Work to be completed: Copy the lines of the records from the start through the line containing "search-icon xyxy=(730,300,769,339)", inclusive, reproducing them exactly.

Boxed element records
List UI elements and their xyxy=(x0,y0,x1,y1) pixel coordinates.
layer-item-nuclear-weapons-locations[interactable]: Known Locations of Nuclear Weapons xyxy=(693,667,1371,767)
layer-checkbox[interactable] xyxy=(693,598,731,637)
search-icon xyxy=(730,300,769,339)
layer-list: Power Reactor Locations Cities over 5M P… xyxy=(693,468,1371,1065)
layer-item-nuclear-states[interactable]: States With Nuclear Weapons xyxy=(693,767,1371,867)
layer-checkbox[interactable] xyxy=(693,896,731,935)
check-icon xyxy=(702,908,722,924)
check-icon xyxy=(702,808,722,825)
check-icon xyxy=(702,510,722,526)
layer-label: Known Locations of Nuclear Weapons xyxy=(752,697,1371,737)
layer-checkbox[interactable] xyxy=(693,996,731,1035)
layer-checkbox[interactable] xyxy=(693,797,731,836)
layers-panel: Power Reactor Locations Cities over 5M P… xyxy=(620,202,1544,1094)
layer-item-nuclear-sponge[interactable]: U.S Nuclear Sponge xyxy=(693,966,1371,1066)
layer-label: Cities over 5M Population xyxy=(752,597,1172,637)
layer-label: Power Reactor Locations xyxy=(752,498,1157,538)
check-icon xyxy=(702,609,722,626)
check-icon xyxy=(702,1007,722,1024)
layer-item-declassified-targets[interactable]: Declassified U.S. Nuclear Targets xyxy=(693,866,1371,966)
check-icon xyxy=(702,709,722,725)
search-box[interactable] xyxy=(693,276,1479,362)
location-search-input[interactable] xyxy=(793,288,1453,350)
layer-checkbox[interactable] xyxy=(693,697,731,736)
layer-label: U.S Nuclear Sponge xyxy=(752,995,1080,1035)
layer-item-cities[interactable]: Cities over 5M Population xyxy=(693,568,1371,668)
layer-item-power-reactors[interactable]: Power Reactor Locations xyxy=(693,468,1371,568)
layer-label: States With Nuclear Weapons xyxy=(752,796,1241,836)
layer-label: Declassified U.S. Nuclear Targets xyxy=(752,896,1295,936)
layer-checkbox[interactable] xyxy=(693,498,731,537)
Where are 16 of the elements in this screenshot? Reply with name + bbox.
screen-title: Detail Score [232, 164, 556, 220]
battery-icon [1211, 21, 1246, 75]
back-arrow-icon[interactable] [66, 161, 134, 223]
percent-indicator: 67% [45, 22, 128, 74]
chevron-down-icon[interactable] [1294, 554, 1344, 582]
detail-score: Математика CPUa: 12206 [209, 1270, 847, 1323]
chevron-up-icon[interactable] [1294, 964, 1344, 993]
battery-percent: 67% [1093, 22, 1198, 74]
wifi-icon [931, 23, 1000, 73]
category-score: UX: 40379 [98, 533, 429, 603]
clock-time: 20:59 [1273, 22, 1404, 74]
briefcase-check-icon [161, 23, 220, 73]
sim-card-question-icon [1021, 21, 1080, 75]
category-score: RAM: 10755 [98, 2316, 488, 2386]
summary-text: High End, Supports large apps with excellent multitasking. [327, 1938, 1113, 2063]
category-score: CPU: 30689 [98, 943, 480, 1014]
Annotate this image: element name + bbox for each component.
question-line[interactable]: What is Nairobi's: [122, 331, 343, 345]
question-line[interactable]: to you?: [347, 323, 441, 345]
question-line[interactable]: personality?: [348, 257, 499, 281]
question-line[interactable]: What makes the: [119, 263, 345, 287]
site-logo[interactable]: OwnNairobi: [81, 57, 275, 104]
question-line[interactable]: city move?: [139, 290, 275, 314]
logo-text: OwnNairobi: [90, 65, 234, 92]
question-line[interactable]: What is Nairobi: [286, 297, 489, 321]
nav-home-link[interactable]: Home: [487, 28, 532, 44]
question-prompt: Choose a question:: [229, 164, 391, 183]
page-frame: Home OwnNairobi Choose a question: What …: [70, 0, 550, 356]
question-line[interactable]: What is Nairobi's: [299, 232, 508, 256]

Answer:
List UI elements and their xyxy=(x0,y0,x1,y1) pixel coordinates.
layer-item-nuclear-weapons-locations[interactable]: Known Locations of Nuclear Weapons xyxy=(693,667,1371,767)
layer-checkbox[interactable] xyxy=(693,598,731,637)
search-icon xyxy=(730,300,769,339)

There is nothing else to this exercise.